» **Input for this task**
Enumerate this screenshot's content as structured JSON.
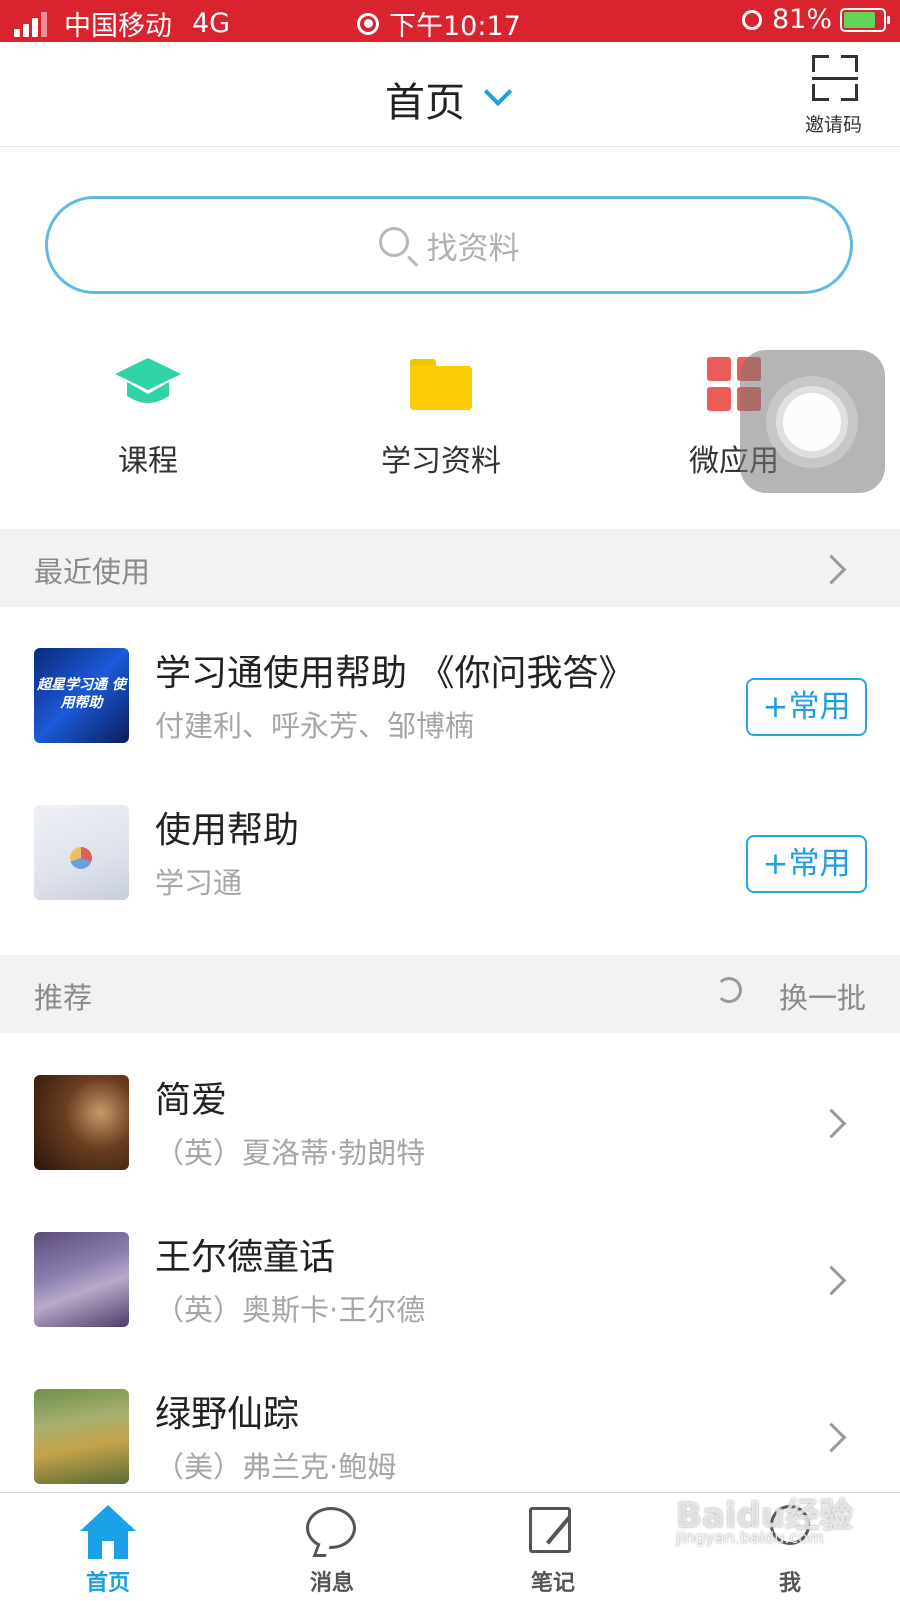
{
  "status_bar": {
    "carrier": "中国移动",
    "network": "4G",
    "time": "下午10:17",
    "battery": "81%",
    "battery_level": 0.81
  },
  "nav": {
    "title": "首页",
    "scan_label": "邀请码"
  },
  "search": {
    "placeholder": "找资料"
  },
  "quick_entries": [
    {
      "label": "课程",
      "icon": "graduation-cap-icon",
      "color": "#2fd3a6"
    },
    {
      "label": "学习资料",
      "icon": "folder-icon",
      "color": "#fccc06"
    },
    {
      "label": "微应用",
      "icon": "apps-grid-icon",
      "color": "#ec5c56"
    }
  ],
  "recent": {
    "header": "最近使用",
    "items": [
      {
        "title": "学习通使用帮助 《你问我答》",
        "subtitle": "付建利、呼永芳、邹博楠",
        "button": "+常用",
        "thumb_text": "超星学习通 使用帮助"
      },
      {
        "title": "使用帮助",
        "subtitle": "学习通",
        "button": "+常用"
      }
    ]
  },
  "recommend": {
    "header": "推荐",
    "refresh_label": "换一批",
    "items": [
      {
        "title": "简爱",
        "subtitle": "（英）夏洛蒂·勃朗特"
      },
      {
        "title": "王尔德童话",
        "subtitle": "（英）奥斯卡·王尔德"
      },
      {
        "title": "绿野仙踪",
        "subtitle": "（美）弗兰克·鲍姆"
      }
    ]
  },
  "tabs": [
    {
      "label": "首页",
      "icon": "home-icon",
      "active": true
    },
    {
      "label": "消息",
      "icon": "message-icon",
      "active": false
    },
    {
      "label": "笔记",
      "icon": "note-icon",
      "active": false
    },
    {
      "label": "我",
      "icon": "profile-icon",
      "active": false
    }
  ],
  "watermark": {
    "text": "Baidu经验",
    "sub": "jingyan.baidu.com"
  },
  "colors": {
    "status_bar": "#d9232f",
    "accent": "#1aa1de"
  }
}
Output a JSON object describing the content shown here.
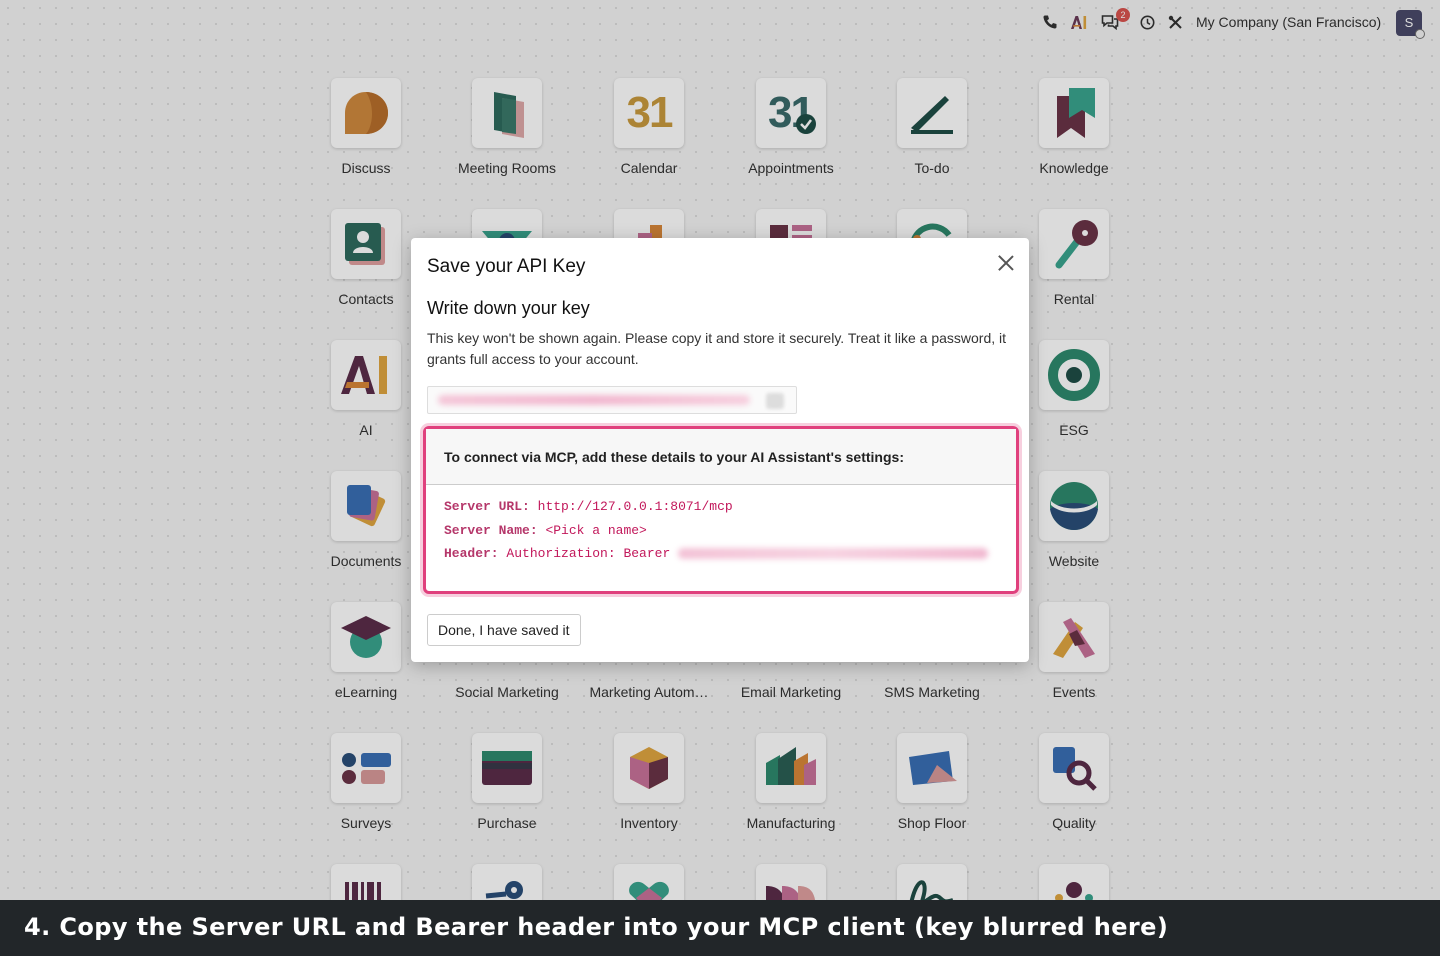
{
  "topbar": {
    "phone_icon": "phone-icon",
    "ai_icon": "ai-icon",
    "messages_badge": "2",
    "company": "My Company (San Francisco)",
    "avatar_initial": "S"
  },
  "apps": [
    {
      "label": "Discuss"
    },
    {
      "label": "Meeting Rooms"
    },
    {
      "label": "Calendar"
    },
    {
      "label": "Appointments"
    },
    {
      "label": "To-do"
    },
    {
      "label": "Knowledge"
    },
    {
      "label": "Contacts"
    },
    {
      "label": "Rental"
    },
    {
      "label": "AI"
    },
    {
      "label": "ESG"
    },
    {
      "label": "Documents"
    },
    {
      "label": "Website"
    },
    {
      "label": "eLearning"
    },
    {
      "label": "Social Marketing"
    },
    {
      "label": "Marketing Autom…"
    },
    {
      "label": "Email Marketing"
    },
    {
      "label": "SMS Marketing"
    },
    {
      "label": "Events"
    },
    {
      "label": "Surveys"
    },
    {
      "label": "Purchase"
    },
    {
      "label": "Inventory"
    },
    {
      "label": "Manufacturing"
    },
    {
      "label": "Shop Floor"
    },
    {
      "label": "Quality"
    }
  ],
  "calendar_tile_text": "31",
  "modal": {
    "title": "Save your API Key",
    "subheading": "Write down your key",
    "description": "This key won't be shown again. Please copy it and store it securely. Treat it like a password, it grants full access to your account.",
    "mcp_heading": "To connect via MCP, add these details to your AI Assistant's settings:",
    "server_url_key": "Server URL:",
    "server_url_value": "http://127.0.0.1:8071/mcp",
    "server_name_key": "Server Name:",
    "server_name_value": "<Pick a name>",
    "header_key": "Header:",
    "header_value": "Authorization: Bearer",
    "done_label": "Done, I have saved it"
  },
  "caption": "4. Copy the Server URL and Bearer header into your MCP client (key blurred here)"
}
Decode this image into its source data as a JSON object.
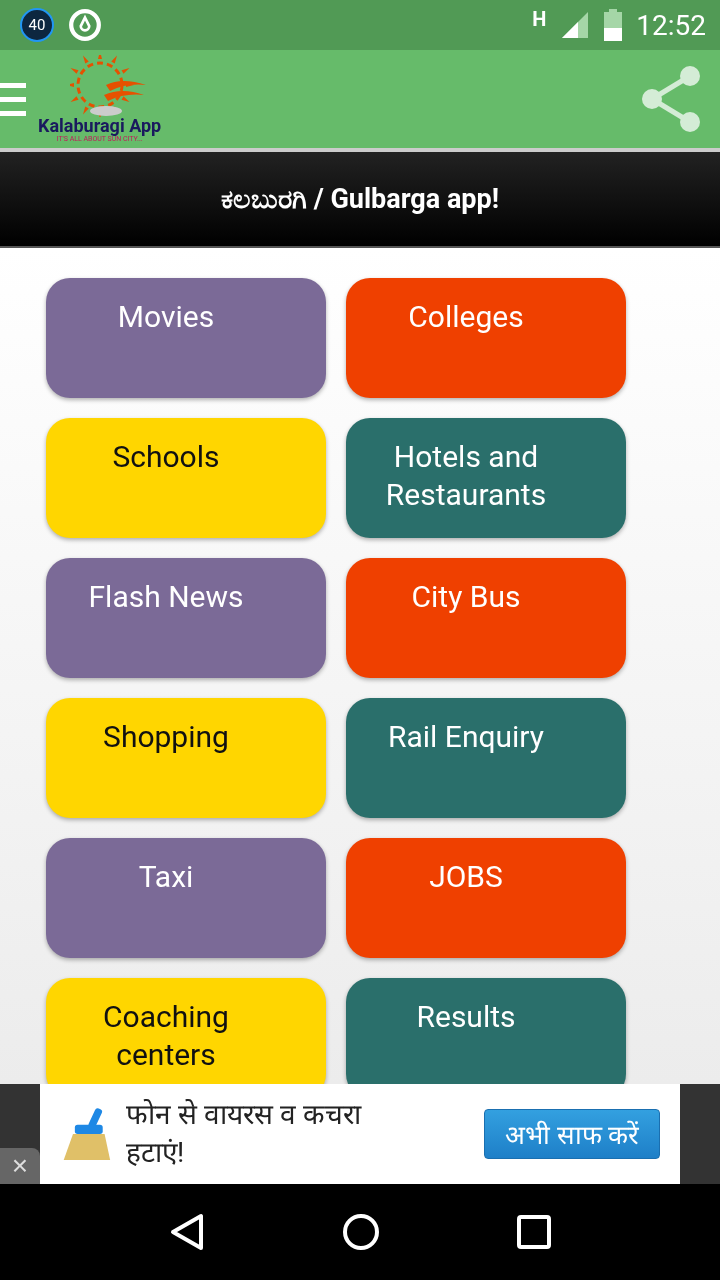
{
  "status_bar": {
    "notification_badge": "40",
    "network": "H",
    "time": "12:52"
  },
  "app_bar": {
    "logo_title": "Kalaburagi App",
    "logo_tagline": "IT'S ALL ABOUT SUN CITY..."
  },
  "title": "ಕಲಬುರಗಿ / Gulbarga app!",
  "tiles": [
    {
      "label": "Movies",
      "color": "#7b6a97"
    },
    {
      "label": "Colleges",
      "color": "#ef4000"
    },
    {
      "label": "Schools",
      "color": "#ffd600"
    },
    {
      "label": "Hotels and Restaurants",
      "color": "#2a6f6b"
    },
    {
      "label": "Flash News",
      "color": "#7b6a97"
    },
    {
      "label": "City Bus",
      "color": "#ef4000"
    },
    {
      "label": "Shopping",
      "color": "#ffd600"
    },
    {
      "label": "Rail Enquiry",
      "color": "#2a6f6b"
    },
    {
      "label": "Taxi",
      "color": "#7b6a97"
    },
    {
      "label": "JOBS",
      "color": "#ef4000"
    },
    {
      "label": "Coaching centers",
      "color": "#ffd600"
    },
    {
      "label": "Results",
      "color": "#2a6f6b"
    }
  ],
  "ad": {
    "text": "फोन से वायरस व कचरा हटाएं!",
    "button": "अभी साफ करें",
    "close": "×"
  }
}
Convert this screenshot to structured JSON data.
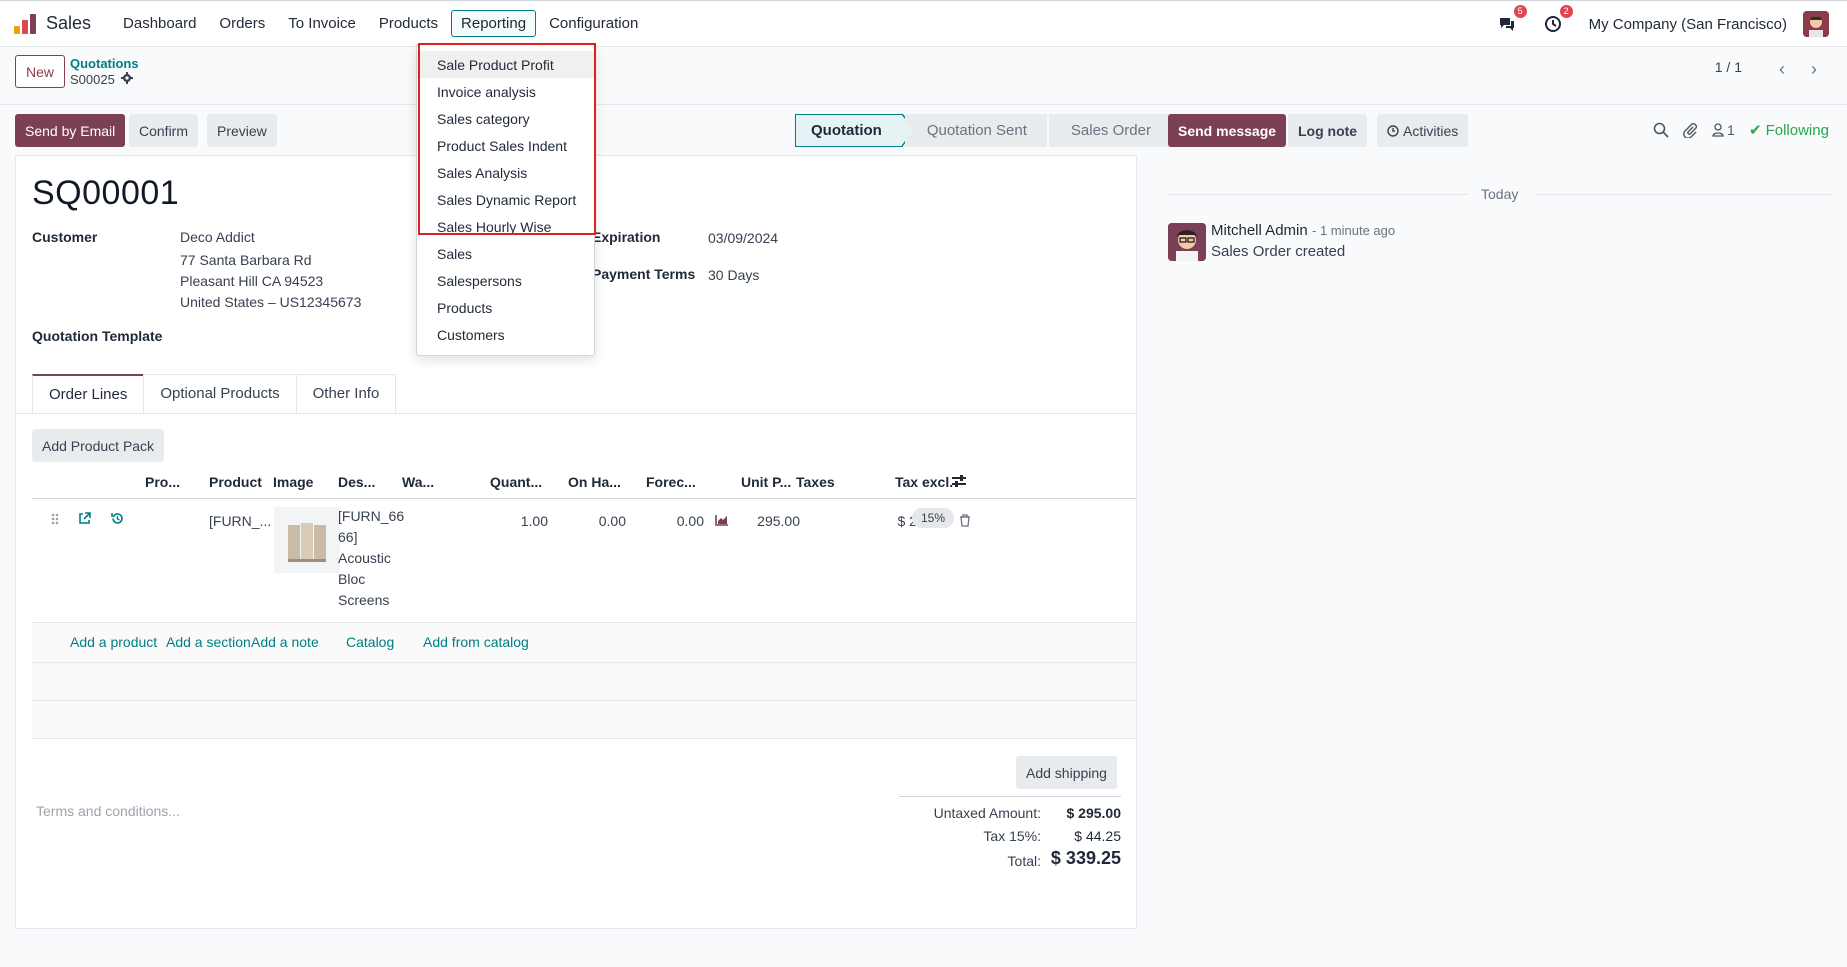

» **Set exercise**
Reproduce all of the data exactly, omitting each picture it holds.

» **Exercise response**
Enumerate this screenshot's content as structured JSON.
{
  "status_bar": {
    "carrier": "中国移动",
    "network": "4G",
    "time": "下午10:17",
    "battery": "81%",
    "battery_level": 0.81
  },
  "nav": {
    "title": "首页",
    "scan_label": "邀请码"
  },
  "search": {
    "placeholder": "找资料"
  },
  "quick_entries": [
    {
      "label": "课程",
      "icon": "graduation-cap-icon",
      "color": "#2fd3a6"
    },
    {
      "label": "学习资料",
      "icon": "folder-icon",
      "color": "#fccc06"
    },
    {
      "label": "微应用",
      "icon": "apps-grid-icon",
      "color": "#ec5c56"
    }
  ],
  "recent": {
    "header": "最近使用",
    "items": [
      {
        "title": "学习通使用帮助 《你问我答》",
        "subtitle": "付建利、呼永芳、邹博楠",
        "button": "+常用",
        "thumb_text": "超星学习通 使用帮助"
      },
      {
        "title": "使用帮助",
        "subtitle": "学习通",
        "button": "+常用"
      }
    ]
  },
  "recommend": {
    "header": "推荐",
    "refresh_label": "换一批",
    "items": [
      {
        "title": "简爱",
        "subtitle": "（英）夏洛蒂·勃朗特"
      },
      {
        "title": "王尔德童话",
        "subtitle": "（英）奥斯卡·王尔德"
      },
      {
        "title": "绿野仙踪",
        "subtitle": "（美）弗兰克·鲍姆"
      }
    ]
  },
  "tabs": [
    {
      "label": "首页",
      "icon": "home-icon",
      "active": true
    },
    {
      "label": "消息",
      "icon": "message-icon",
      "active": false
    },
    {
      "label": "笔记",
      "icon": "note-icon",
      "active": false
    },
    {
      "label": "我",
      "icon": "profile-icon",
      "active": false
    }
  ],
  "watermark": {
    "text": "Baidu经验",
    "sub": "jingyan.baidu.com"
  },
  "colors": {
    "status_bar": "#d9232f",
    "accent": "#1aa1de"
  }
}
Output a JSON object describing the content shown here.
{
  "topbar": {
    "phone_icon": "phone-icon",
    "ai_icon": "ai-icon",
    "messages_badge": "2",
    "company": "My Company (San Francisco)",
    "avatar_initial": "S"
  },
  "apps": [
    {
      "label": "Discuss"
    },
    {
      "label": "Meeting Rooms"
    },
    {
      "label": "Calendar"
    },
    {
      "label": "Appointments"
    },
    {
      "label": "To-do"
    },
    {
      "label": "Knowledge"
    },
    {
      "label": "Contacts"
    },
    {
      "label": "Rental"
    },
    {
      "label": "AI"
    },
    {
      "label": "ESG"
    },
    {
      "label": "Documents"
    },
    {
      "label": "Website"
    },
    {
      "label": "eLearning"
    },
    {
      "label": "Social Marketing"
    },
    {
      "label": "Marketing Autom…"
    },
    {
      "label": "Email Marketing"
    },
    {
      "label": "SMS Marketing"
    },
    {
      "label": "Events"
    },
    {
      "label": "Surveys"
    },
    {
      "label": "Purchase"
    },
    {
      "label": "Inventory"
    },
    {
      "label": "Manufacturing"
    },
    {
      "label": "Shop Floor"
    },
    {
      "label": "Quality"
    }
  ],
  "calendar_tile_text": "31",
  "modal": {
    "title": "Save your API Key",
    "subheading": "Write down your key",
    "description": "This key won't be shown again. Please copy it and store it securely. Treat it like a password, it grants full access to your account.",
    "mcp_heading": "To connect via MCP, add these details to your AI Assistant's settings:",
    "server_url_key": "Server URL:",
    "server_url_value": "http://127.0.0.1:8071/mcp",
    "server_name_key": "Server Name:",
    "server_name_value": "<Pick a name>",
    "header_key": "Header:",
    "header_value": "Authorization: Bearer",
    "done_label": "Done, I have saved it"
  },
  "caption": "4. Copy the Server URL and Bearer header into your MCP client (key blurred here)"
}
Decode this image into its source data as a JSON object.
{
  "status_bar": {
    "notification_badge": "40",
    "network": "H",
    "time": "12:52"
  },
  "app_bar": {
    "logo_title": "Kalaburagi App",
    "logo_tagline": "IT'S ALL ABOUT SUN CITY..."
  },
  "title": "ಕಲಬುರಗಿ / Gulbarga app!",
  "tiles": [
    {
      "label": "Movies",
      "color": "#7b6a97"
    },
    {
      "label": "Colleges",
      "color": "#ef4000"
    },
    {
      "label": "Schools",
      "color": "#ffd600"
    },
    {
      "label": "Hotels and Restaurants",
      "color": "#2a6f6b"
    },
    {
      "label": "Flash News",
      "color": "#7b6a97"
    },
    {
      "label": "City Bus",
      "color": "#ef4000"
    },
    {
      "label": "Shopping",
      "color": "#ffd600"
    },
    {
      "label": "Rail Enquiry",
      "color": "#2a6f6b"
    },
    {
      "label": "Taxi",
      "color": "#7b6a97"
    },
    {
      "label": "JOBS",
      "color": "#ef4000"
    },
    {
      "label": "Coaching centers",
      "color": "#ffd600"
    },
    {
      "label": "Results",
      "color": "#2a6f6b"
    }
  ],
  "ad": {
    "text": "फोन से वायरस व कचरा हटाएं!",
    "button": "अभी साफ करें",
    "close": "×"
  }
}
Convert this screenshot to structured JSON data.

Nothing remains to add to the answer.